╔══
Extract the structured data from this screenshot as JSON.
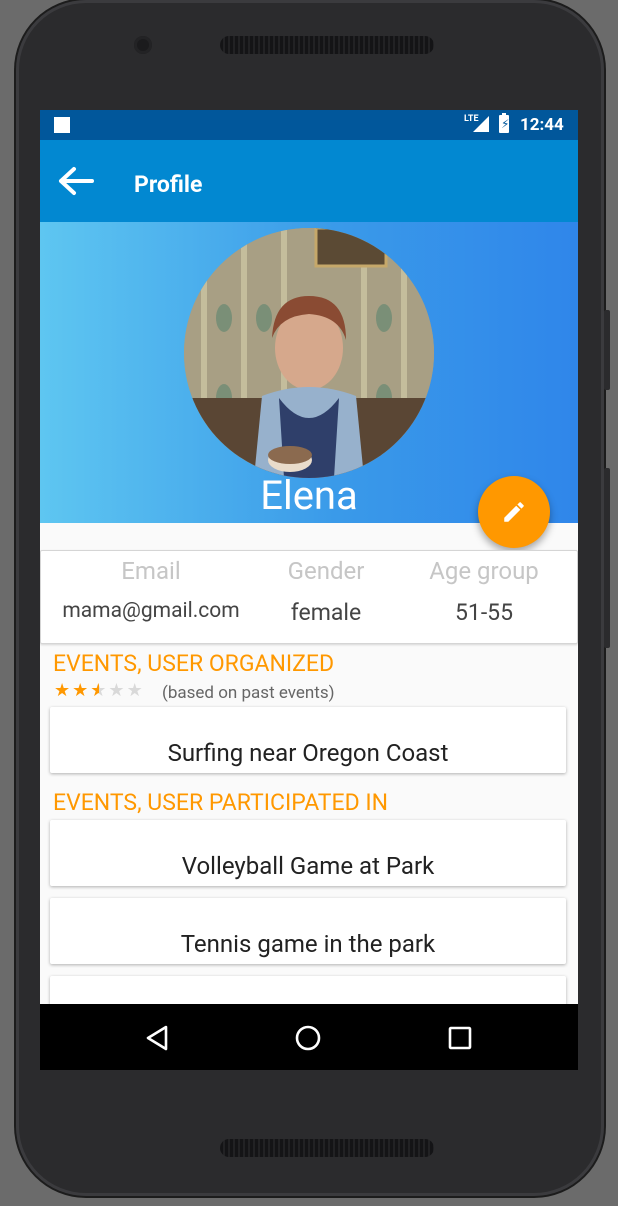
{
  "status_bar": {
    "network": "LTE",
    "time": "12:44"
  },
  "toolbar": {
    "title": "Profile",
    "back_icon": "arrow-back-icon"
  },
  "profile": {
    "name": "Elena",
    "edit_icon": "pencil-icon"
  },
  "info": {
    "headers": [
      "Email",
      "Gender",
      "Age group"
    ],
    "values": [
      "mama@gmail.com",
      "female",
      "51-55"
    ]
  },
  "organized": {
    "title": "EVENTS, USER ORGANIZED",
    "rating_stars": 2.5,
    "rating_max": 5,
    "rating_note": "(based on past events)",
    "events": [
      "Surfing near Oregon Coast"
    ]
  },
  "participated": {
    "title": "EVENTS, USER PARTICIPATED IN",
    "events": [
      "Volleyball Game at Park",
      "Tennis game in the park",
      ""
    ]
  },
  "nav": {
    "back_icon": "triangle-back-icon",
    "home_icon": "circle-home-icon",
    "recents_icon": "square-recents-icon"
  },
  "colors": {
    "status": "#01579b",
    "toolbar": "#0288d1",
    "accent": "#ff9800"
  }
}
╚══
THE TASK –
Reproduce the material in its entirety and word for word, without the pictures.

OUTPUT FOR THIS EXERCISE –
Extract the structured data from this screenshot as JSON.
{
  "status_bar": {
    "network": "LTE",
    "time": "12:44"
  },
  "toolbar": {
    "title": "Profile",
    "back_icon": "arrow-back-icon"
  },
  "profile": {
    "name": "Elena",
    "edit_icon": "pencil-icon"
  },
  "info": {
    "headers": [
      "Email",
      "Gender",
      "Age group"
    ],
    "values": [
      "mama@gmail.com",
      "female",
      "51-55"
    ]
  },
  "organized": {
    "title": "EVENTS, USER ORGANIZED",
    "rating_stars": 2.5,
    "rating_max": 5,
    "rating_note": "(based on past events)",
    "events": [
      "Surfing near Oregon Coast"
    ]
  },
  "participated": {
    "title": "EVENTS, USER PARTICIPATED IN",
    "events": [
      "Volleyball Game at Park",
      "Tennis game in the park",
      ""
    ]
  },
  "nav": {
    "back_icon": "triangle-back-icon",
    "home_icon": "circle-home-icon",
    "recents_icon": "square-recents-icon"
  },
  "colors": {
    "status": "#01579b",
    "toolbar": "#0288d1",
    "accent": "#ff9800"
  }
}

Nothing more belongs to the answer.